Required task: Are you able to retype all the records below exactly?

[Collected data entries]
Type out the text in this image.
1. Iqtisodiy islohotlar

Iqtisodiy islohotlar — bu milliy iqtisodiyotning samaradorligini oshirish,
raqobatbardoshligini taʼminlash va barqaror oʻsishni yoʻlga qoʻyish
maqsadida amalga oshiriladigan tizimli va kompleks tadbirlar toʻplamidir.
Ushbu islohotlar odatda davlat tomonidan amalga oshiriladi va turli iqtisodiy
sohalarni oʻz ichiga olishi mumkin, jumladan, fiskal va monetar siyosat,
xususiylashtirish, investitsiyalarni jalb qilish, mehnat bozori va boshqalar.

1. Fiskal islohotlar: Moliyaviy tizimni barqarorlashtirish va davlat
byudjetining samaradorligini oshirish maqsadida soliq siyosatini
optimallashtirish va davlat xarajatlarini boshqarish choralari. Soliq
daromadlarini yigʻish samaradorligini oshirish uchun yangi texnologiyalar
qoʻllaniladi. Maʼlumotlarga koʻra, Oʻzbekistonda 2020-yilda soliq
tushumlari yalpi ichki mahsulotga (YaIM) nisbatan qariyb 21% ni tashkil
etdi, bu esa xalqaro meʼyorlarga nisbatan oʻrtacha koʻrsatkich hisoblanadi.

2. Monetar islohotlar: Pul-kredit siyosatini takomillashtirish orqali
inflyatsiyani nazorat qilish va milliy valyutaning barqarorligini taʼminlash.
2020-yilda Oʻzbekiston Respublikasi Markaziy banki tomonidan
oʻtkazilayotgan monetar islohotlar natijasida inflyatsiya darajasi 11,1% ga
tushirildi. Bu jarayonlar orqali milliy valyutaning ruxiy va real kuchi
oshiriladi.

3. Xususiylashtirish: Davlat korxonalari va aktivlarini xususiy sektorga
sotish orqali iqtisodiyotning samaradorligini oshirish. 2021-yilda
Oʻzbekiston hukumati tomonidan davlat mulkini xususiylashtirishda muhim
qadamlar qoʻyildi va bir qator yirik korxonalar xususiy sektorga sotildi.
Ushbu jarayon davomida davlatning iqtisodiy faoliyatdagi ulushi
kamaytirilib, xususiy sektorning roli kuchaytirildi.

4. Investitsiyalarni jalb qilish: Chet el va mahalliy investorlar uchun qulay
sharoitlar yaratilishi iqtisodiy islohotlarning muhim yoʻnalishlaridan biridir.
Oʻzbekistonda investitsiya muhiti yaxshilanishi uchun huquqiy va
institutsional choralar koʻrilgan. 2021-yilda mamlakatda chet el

Worked answer:
Type out the text in this image.
1. Iqtisodiy islohotlar

Iqtisodiy islohotlar — bu milliy iqtisodiyotning samaradorligini oshirish,
raqobatbardoshligini taʼminlash va barqaror oʻsishni yoʻlga qoʻyish
maqsadida amalga oshiriladigan tizimli va kompleks tadbirlar toʻplamidir.
Ushbu islohotlar odatda davlat tomonidan amalga oshiriladi va turli iqtisodiy
sohalarni oʻz ichiga olishi mumkin, jumladan, fiskal va monetar siyosat,
xususiylashtirish, investitsiyalarni jalb qilish, mehnat bozori va boshqalar.

1. Fiskal islohotlar: Moliyaviy tizimni barqarorlashtirish va davlat
byudjetining samaradorligini oshirish maqsadida soliq siyosatini
optimallashtirish va davlat xarajatlarini boshqarish choralari. Soliq
daromadlarini yigʻish samaradorligini oshirish uchun yangi texnologiyalar
qoʻllaniladi. Maʼlumotlarga koʻra, Oʻzbekistonda 2020-yilda soliq
tushumlari yalpi ichki mahsulotga (YaIM) nisbatan qariyb 21% ni tashkil
etdi, bu esa xalqaro meʼyorlarga nisbatan oʻrtacha koʻrsatkich hisoblanadi.

2. Monetar islohotlar: Pul-kredit siyosatini takomillashtirish orqali
inflyatsiyani nazorat qilish va milliy valyutaning barqarorligini taʼminlash.
2020-yilda Oʻzbekiston Respublikasi Markaziy banki tomonidan
oʻtkazilayotgan monetar islohotlar natijasida inflyatsiya darajasi 11,1% ga
tushirildi. Bu jarayonlar orqali milliy valyutaning ruxiy va real kuchi
oshiriladi.

3. Xususiylashtirish: Davlat korxonalari va aktivlarini xususiy sektorga
sotish orqali iqtisodiyotning samaradorligini oshirish. 2021-yilda
Oʻzbekiston hukumati tomonidan davlat mulkini xususiylashtirishda muhim
qadamlar qoʻyildi va bir qator yirik korxonalar xususiy sektorga sotildi.
Ushbu jarayon davomida davlatning iqtisodiy faoliyatdagi ulushi
kamaytirilib, xususiy sektorning roli kuchaytirildi.

4. Investitsiyalarni jalb qilish: Chet el va mahalliy investorlar uchun qulay
sharoitlar yaratilishi iqtisodiy islohotlarning muhim yoʻnalishlaridan biridir.
Oʻzbekistonda investitsiya muhiti yaxshilanishi uchun huquqiy va
institutsional choralar koʻrilgan. 2021-yilda mamlakatda chet el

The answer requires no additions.